● **Exercise materials**:

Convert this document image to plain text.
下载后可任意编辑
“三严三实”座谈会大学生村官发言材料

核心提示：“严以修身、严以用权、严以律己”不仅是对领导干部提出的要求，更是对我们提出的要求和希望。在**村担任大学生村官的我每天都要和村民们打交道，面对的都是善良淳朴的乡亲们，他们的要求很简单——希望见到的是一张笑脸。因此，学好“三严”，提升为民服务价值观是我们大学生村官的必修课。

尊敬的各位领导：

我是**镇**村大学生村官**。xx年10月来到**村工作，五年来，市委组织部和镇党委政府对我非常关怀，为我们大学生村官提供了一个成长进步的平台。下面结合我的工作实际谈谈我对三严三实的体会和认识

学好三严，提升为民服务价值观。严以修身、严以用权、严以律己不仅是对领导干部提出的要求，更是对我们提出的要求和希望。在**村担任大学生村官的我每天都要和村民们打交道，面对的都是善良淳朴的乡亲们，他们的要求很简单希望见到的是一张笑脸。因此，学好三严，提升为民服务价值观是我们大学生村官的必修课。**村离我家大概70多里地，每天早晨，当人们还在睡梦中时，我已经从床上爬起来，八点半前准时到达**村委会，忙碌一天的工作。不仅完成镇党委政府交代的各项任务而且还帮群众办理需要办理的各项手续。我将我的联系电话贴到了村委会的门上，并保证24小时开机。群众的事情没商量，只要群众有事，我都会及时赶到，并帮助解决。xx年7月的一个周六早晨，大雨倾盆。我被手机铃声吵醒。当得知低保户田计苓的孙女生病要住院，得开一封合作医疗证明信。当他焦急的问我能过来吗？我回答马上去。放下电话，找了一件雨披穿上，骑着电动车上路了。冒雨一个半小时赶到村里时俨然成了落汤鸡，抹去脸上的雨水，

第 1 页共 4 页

● **Task brief**: Copy all of the data exactly.

● **Expected answer**:
Convert this document image to plain text.
下载后可任意编辑
“三严三实”座谈会大学生村官发言材料

核心提示：“严以修身、严以用权、严以律己”不仅是对领导干部提出的要求，更是对我们提出的要求和希望。在**村担任大学生村官的我每天都要和村民们打交道，面对的都是善良淳朴的乡亲们，他们的要求很简单——希望见到的是一张笑脸。因此，学好“三严”，提升为民服务价值观是我们大学生村官的必修课。

尊敬的各位领导：

我是**镇**村大学生村官**。xx年10月来到**村工作，五年来，市委组织部和镇党委政府对我非常关怀，为我们大学生村官提供了一个成长进步的平台。下面结合我的工作实际谈谈我对三严三实的体会和认识

学好三严，提升为民服务价值观。严以修身、严以用权、严以律己不仅是对领导干部提出的要求，更是对我们提出的要求和希望。在**村担任大学生村官的我每天都要和村民们打交道，面对的都是善良淳朴的乡亲们，他们的要求很简单希望见到的是一张笑脸。因此，学好三严，提升为民服务价值观是我们大学生村官的必修课。**村离我家大概70多里地，每天早晨，当人们还在睡梦中时，我已经从床上爬起来，八点半前准时到达**村委会，忙碌一天的工作。不仅完成镇党委政府交代的各项任务而且还帮群众办理需要办理的各项手续。我将我的联系电话贴到了村委会的门上，并保证24小时开机。群众的事情没商量，只要群众有事，我都会及时赶到，并帮助解决。xx年7月的一个周六早晨，大雨倾盆。我被手机铃声吵醒。当得知低保户田计苓的孙女生病要住院，得开一封合作医疗证明信。当他焦急的问我能过来吗？我回答马上去。放下电话，找了一件雨披穿上，骑着电动车上路了。冒雨一个半小时赶到村里时俨然成了落汤鸡，抹去脸上的雨水，

第 1 页共 4 页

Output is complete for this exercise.